Saved data entries:
####

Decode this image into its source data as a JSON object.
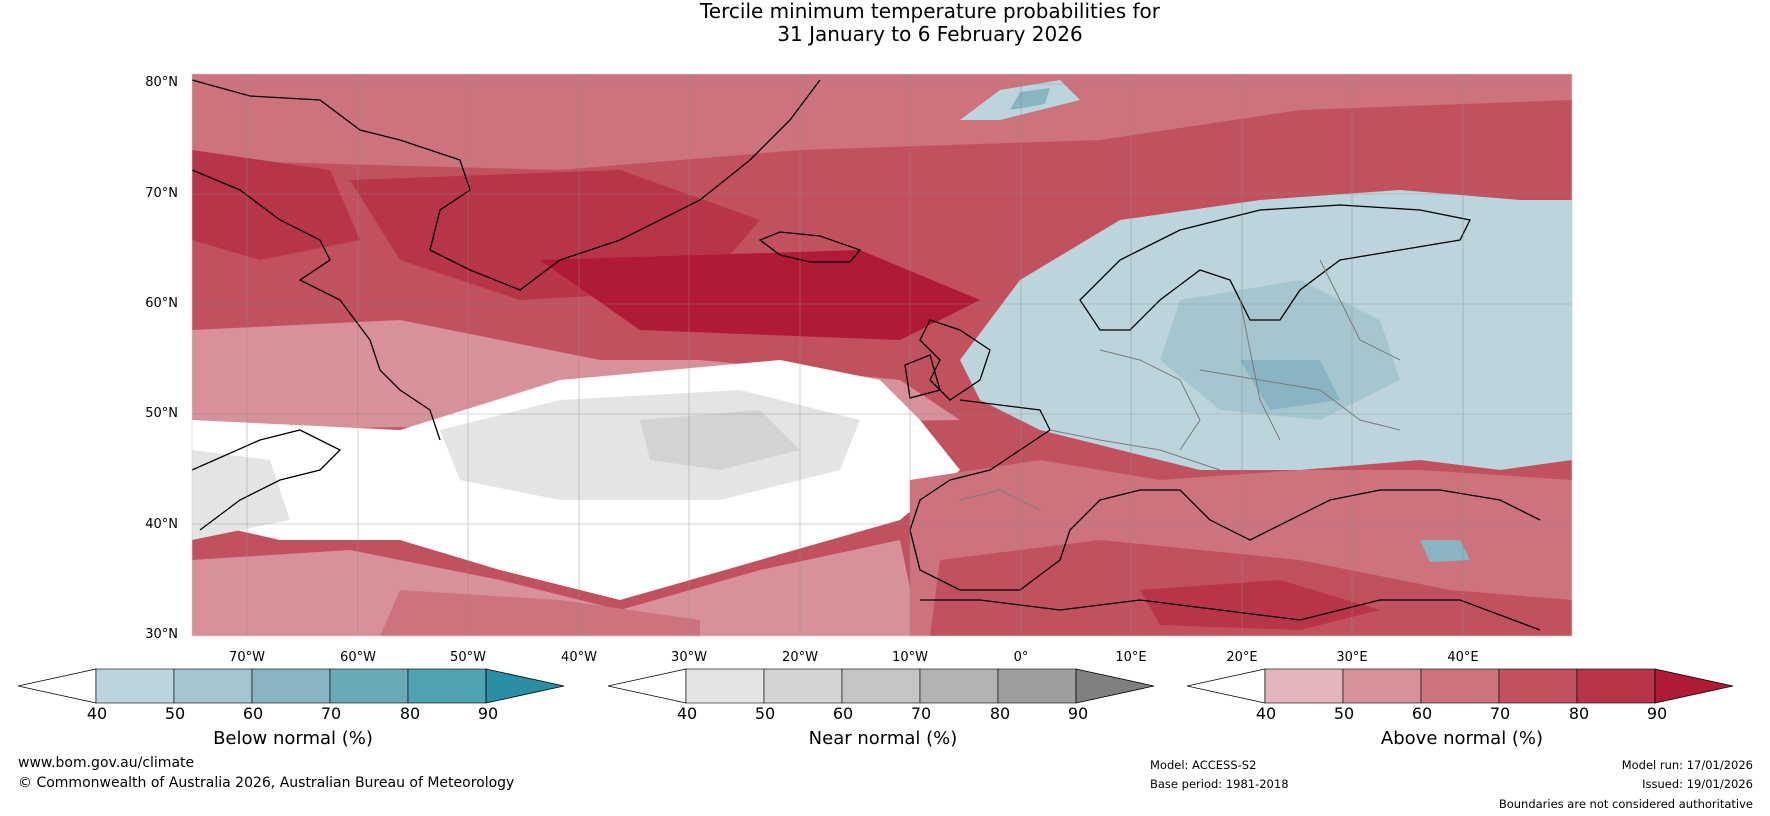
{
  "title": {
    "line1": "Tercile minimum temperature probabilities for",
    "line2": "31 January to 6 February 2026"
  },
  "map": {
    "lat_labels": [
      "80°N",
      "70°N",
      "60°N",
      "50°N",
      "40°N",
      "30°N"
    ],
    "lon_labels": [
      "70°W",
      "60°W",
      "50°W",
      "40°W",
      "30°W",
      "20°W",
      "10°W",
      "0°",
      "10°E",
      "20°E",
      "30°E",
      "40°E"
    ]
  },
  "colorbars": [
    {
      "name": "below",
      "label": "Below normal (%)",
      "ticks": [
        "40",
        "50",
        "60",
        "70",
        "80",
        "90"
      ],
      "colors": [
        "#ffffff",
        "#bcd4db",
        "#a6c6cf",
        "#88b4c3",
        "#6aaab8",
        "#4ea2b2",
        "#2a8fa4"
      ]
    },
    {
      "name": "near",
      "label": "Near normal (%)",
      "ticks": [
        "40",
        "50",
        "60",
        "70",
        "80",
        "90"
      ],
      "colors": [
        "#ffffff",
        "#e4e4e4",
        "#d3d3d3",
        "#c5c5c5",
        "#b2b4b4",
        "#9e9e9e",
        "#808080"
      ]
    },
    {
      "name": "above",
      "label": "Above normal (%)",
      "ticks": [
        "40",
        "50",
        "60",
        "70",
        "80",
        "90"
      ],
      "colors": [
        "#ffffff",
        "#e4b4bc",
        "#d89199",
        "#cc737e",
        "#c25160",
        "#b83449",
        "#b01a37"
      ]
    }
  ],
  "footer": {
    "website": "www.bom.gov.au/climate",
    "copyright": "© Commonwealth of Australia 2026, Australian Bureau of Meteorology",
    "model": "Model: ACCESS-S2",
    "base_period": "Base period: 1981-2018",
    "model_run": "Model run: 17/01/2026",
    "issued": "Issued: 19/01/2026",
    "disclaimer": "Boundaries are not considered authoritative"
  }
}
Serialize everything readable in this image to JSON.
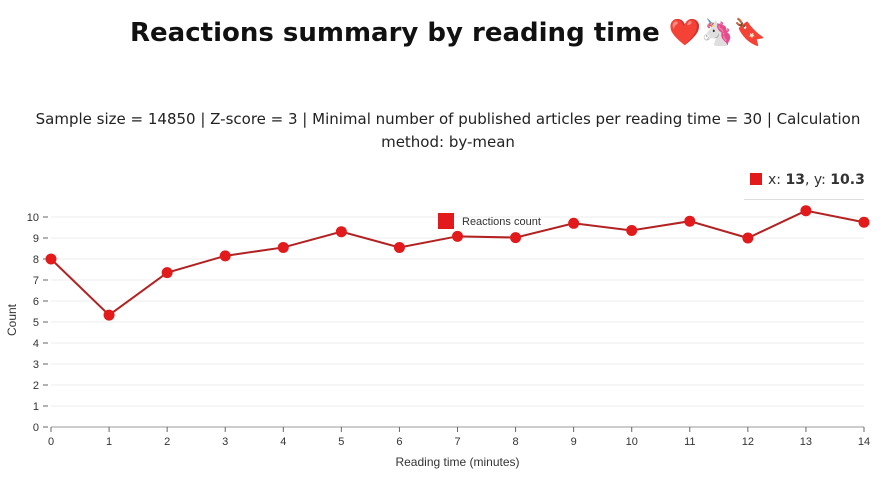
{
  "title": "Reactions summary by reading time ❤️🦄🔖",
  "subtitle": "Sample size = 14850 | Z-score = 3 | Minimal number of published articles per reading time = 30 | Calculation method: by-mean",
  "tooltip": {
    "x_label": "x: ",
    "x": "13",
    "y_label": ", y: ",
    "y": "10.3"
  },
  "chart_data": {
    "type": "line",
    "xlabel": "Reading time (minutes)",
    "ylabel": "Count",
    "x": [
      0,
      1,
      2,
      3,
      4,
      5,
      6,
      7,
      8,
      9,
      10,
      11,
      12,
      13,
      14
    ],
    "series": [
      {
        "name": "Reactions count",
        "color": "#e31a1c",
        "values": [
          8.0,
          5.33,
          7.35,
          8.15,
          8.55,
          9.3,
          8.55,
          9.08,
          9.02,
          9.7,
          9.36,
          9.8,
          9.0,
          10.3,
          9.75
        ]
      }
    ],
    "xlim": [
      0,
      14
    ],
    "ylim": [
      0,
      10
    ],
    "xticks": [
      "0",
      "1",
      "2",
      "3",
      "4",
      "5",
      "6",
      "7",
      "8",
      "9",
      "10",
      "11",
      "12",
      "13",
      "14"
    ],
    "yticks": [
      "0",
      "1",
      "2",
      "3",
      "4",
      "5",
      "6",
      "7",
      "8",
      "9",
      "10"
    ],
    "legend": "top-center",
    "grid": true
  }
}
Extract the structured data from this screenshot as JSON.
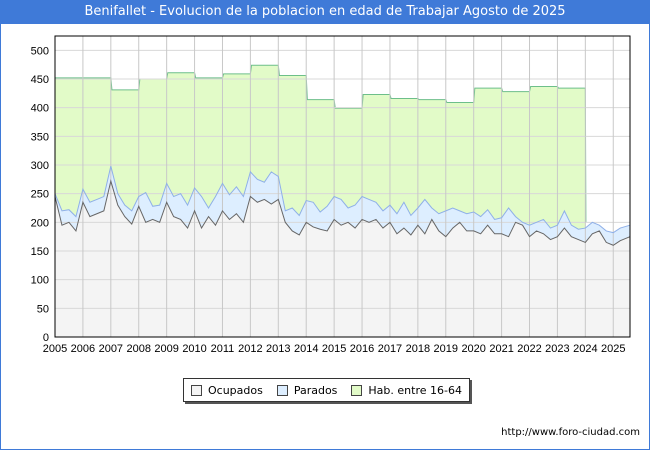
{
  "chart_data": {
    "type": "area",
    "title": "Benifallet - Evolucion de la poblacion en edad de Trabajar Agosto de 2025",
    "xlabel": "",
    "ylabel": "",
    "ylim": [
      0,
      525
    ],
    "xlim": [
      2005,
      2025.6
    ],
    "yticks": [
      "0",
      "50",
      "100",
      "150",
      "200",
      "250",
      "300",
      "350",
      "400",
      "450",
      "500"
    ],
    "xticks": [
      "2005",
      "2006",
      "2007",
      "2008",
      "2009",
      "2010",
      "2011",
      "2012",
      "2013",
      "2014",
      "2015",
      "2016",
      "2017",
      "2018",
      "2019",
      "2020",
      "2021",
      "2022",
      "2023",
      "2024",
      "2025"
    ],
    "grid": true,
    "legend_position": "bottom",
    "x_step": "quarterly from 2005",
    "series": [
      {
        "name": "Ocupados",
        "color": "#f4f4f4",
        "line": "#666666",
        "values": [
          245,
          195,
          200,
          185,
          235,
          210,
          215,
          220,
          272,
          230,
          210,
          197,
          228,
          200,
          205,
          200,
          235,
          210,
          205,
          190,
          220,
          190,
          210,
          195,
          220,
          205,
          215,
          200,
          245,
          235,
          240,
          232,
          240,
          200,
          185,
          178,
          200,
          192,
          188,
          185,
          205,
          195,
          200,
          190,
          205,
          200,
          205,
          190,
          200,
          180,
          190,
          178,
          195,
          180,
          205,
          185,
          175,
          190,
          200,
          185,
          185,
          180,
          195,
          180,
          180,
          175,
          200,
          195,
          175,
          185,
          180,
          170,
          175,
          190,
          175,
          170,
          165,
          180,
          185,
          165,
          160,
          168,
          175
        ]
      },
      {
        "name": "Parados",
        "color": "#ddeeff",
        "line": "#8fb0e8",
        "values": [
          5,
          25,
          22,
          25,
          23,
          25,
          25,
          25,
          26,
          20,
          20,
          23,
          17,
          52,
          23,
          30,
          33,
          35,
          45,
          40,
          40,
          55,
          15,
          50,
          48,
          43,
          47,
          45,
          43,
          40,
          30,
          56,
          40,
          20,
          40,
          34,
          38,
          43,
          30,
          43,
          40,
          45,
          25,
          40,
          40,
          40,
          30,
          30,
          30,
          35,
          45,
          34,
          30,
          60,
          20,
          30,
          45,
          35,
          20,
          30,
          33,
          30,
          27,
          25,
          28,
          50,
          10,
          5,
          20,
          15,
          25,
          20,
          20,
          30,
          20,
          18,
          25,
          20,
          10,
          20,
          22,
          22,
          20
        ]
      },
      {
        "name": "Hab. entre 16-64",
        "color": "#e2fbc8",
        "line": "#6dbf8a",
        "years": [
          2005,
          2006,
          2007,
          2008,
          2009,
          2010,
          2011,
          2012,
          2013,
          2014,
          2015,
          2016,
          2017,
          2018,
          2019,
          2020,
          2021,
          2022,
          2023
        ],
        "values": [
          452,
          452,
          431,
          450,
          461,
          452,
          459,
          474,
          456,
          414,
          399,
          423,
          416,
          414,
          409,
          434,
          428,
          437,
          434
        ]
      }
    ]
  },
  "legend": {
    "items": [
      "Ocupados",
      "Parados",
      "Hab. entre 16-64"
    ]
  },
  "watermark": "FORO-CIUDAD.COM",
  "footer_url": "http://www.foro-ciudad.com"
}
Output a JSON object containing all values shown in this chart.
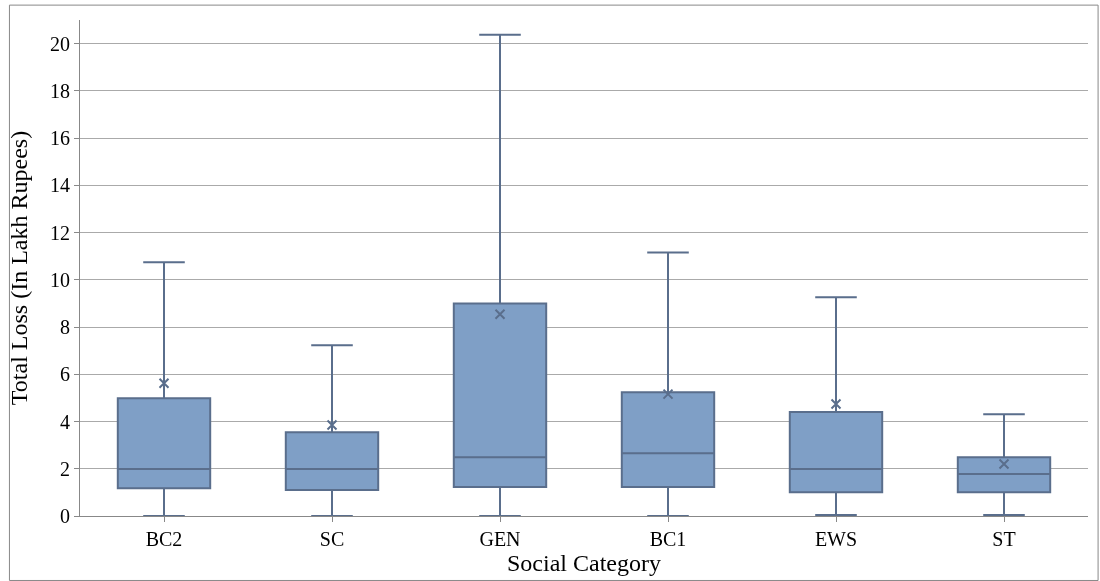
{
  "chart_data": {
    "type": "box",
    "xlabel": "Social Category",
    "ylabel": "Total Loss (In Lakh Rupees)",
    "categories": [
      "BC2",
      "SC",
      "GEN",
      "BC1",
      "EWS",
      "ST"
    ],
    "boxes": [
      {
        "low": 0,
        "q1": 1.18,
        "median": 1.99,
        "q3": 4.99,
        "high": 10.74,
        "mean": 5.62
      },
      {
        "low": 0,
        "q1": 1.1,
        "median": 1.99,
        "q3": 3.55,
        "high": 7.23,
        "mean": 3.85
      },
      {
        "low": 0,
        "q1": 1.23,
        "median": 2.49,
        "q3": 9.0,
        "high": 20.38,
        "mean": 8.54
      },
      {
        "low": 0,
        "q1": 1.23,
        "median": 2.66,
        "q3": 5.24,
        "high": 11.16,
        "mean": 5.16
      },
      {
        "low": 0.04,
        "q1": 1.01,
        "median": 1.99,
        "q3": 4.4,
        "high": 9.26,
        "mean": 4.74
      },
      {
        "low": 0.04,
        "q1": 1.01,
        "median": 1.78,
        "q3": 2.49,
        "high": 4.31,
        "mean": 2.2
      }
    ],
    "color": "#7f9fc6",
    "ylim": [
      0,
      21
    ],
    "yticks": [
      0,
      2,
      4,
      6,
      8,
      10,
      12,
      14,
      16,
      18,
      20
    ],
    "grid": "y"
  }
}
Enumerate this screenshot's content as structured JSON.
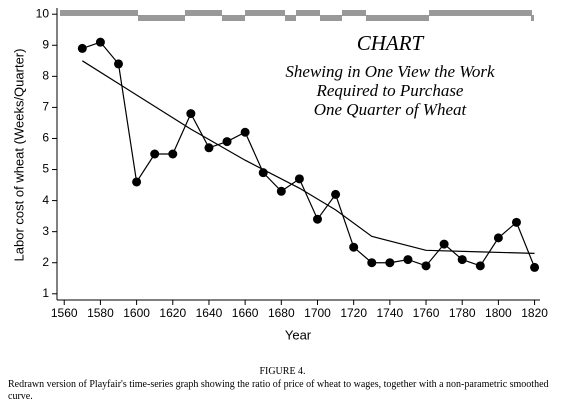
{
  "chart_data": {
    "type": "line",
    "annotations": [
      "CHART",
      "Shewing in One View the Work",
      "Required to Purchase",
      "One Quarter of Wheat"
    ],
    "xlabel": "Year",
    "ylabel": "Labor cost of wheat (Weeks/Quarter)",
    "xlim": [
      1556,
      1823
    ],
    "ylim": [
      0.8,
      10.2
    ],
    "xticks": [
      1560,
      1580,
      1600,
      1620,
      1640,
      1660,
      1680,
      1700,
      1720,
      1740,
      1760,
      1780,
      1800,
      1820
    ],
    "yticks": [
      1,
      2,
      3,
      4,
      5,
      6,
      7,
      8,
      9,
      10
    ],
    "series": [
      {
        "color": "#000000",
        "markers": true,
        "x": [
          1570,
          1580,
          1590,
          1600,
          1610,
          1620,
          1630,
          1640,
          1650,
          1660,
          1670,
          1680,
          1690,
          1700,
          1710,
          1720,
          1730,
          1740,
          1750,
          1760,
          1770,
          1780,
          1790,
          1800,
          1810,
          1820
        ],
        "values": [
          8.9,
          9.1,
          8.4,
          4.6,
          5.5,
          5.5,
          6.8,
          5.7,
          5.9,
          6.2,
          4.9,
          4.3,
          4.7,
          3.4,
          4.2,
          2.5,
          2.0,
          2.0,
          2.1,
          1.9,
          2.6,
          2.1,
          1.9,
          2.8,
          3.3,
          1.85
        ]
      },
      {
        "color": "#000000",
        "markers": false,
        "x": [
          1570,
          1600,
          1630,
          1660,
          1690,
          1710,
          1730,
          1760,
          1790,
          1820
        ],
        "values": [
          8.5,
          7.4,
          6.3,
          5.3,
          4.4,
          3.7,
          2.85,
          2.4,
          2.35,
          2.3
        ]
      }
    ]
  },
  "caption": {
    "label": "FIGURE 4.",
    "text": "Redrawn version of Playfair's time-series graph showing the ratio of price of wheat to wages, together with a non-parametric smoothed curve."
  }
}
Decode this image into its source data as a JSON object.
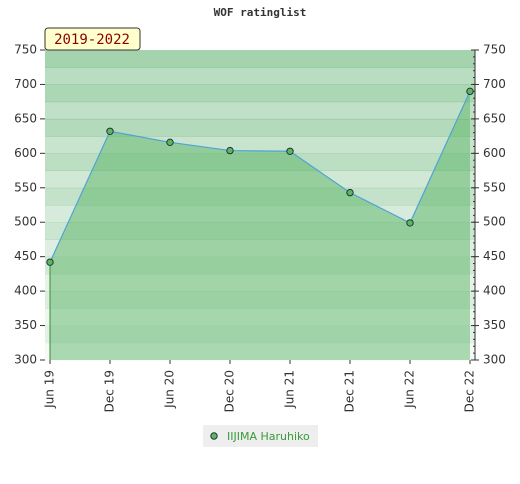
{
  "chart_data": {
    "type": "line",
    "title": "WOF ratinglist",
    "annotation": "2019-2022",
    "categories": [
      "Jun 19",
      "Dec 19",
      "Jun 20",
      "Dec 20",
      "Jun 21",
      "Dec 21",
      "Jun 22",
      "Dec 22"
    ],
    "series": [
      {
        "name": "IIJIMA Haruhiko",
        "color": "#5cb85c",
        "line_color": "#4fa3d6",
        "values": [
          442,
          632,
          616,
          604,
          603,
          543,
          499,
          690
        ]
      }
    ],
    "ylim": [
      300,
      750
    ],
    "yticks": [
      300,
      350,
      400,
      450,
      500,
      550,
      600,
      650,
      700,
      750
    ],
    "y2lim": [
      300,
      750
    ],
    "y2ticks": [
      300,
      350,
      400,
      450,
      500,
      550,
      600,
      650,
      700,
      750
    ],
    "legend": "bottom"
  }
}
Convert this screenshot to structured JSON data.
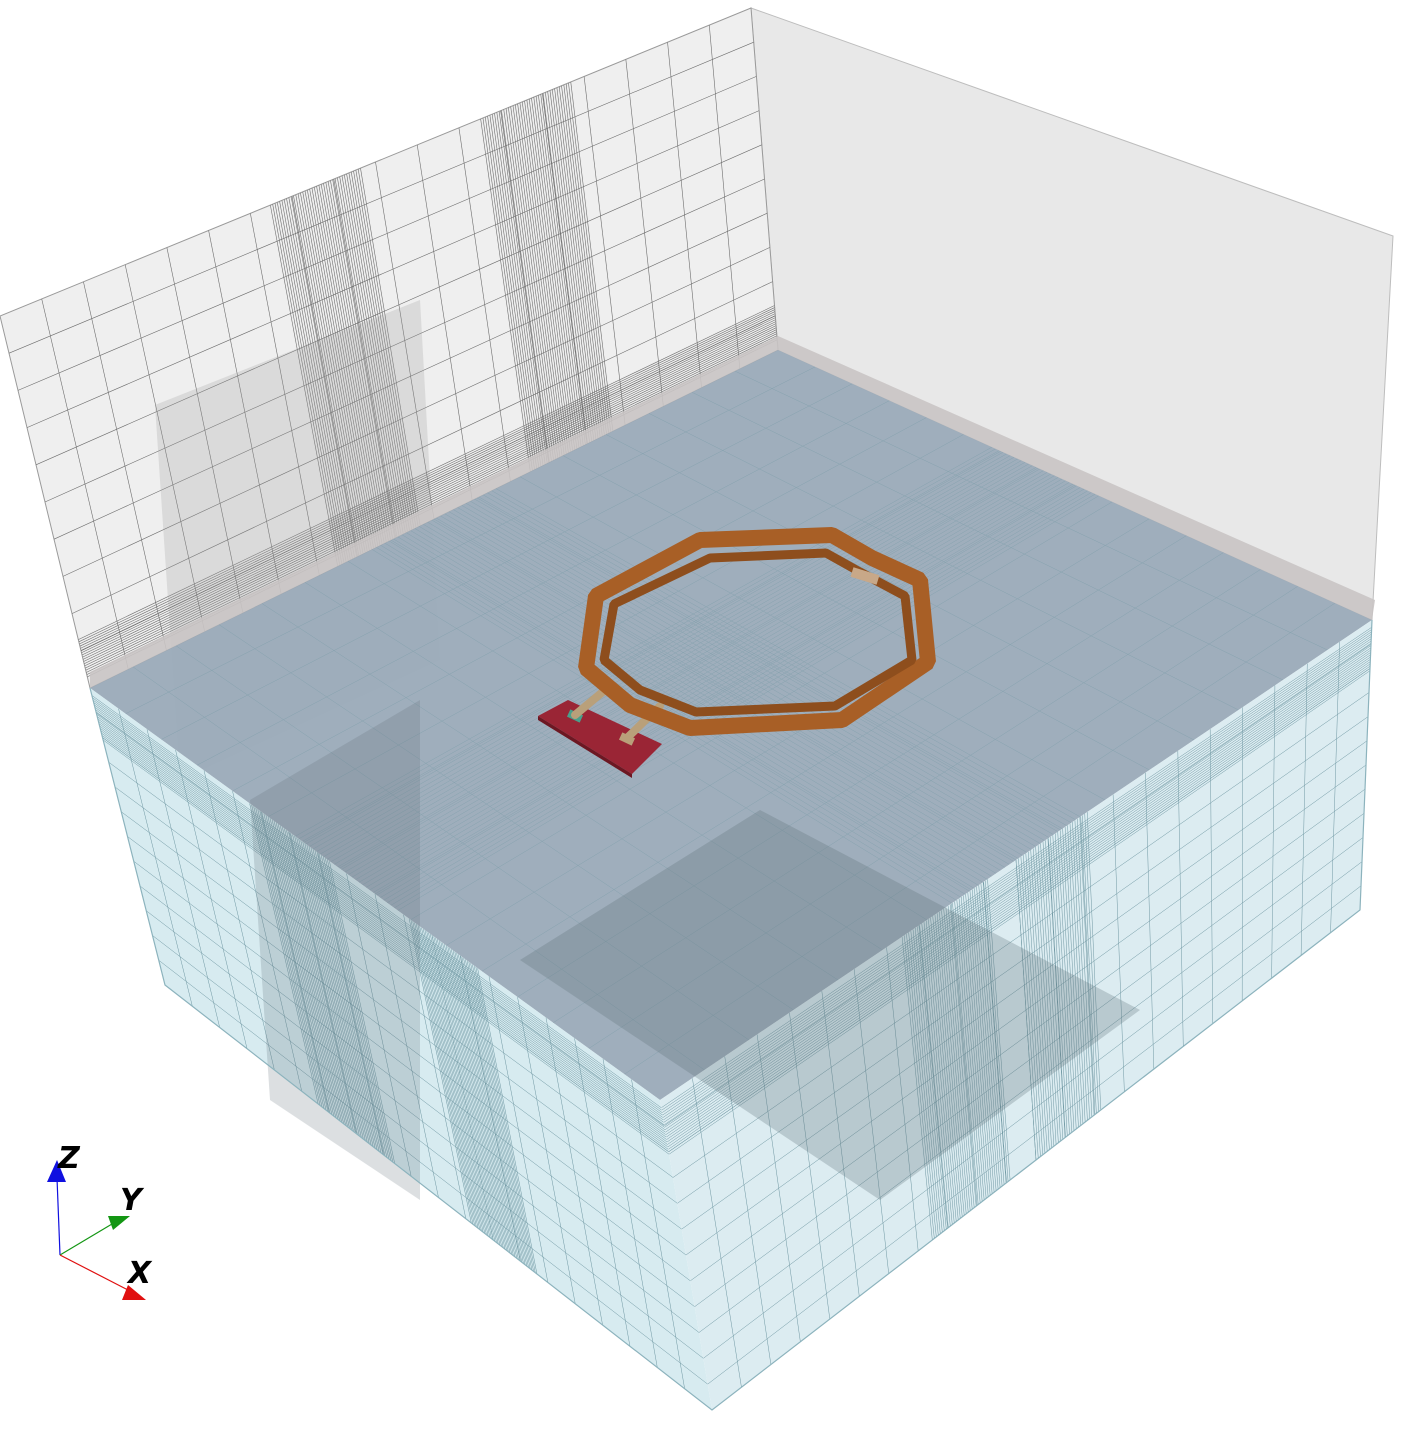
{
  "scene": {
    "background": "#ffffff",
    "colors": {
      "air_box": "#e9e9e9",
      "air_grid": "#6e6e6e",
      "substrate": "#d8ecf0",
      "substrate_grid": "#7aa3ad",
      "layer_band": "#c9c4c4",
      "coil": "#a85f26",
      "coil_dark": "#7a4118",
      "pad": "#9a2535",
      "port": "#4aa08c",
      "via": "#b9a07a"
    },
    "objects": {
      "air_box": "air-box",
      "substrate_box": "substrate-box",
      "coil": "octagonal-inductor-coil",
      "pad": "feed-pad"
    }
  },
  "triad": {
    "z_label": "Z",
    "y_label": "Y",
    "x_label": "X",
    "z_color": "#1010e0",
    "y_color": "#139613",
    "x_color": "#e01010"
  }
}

####

What you are asked to do> Where a line above contains the string "this", copy that line.

Finished exercise>
Decode this image into its source data as a JSON object.
Serialize everything readable in this image to JSON.
Extract the structured data from this screenshot as JSON.
Output a JSON object containing all values shown in this chart.
Enumerate this screenshot's content as structured JSON.
Decode this image into its source data as a JSON object.
Convert this screenshot to structured JSON data.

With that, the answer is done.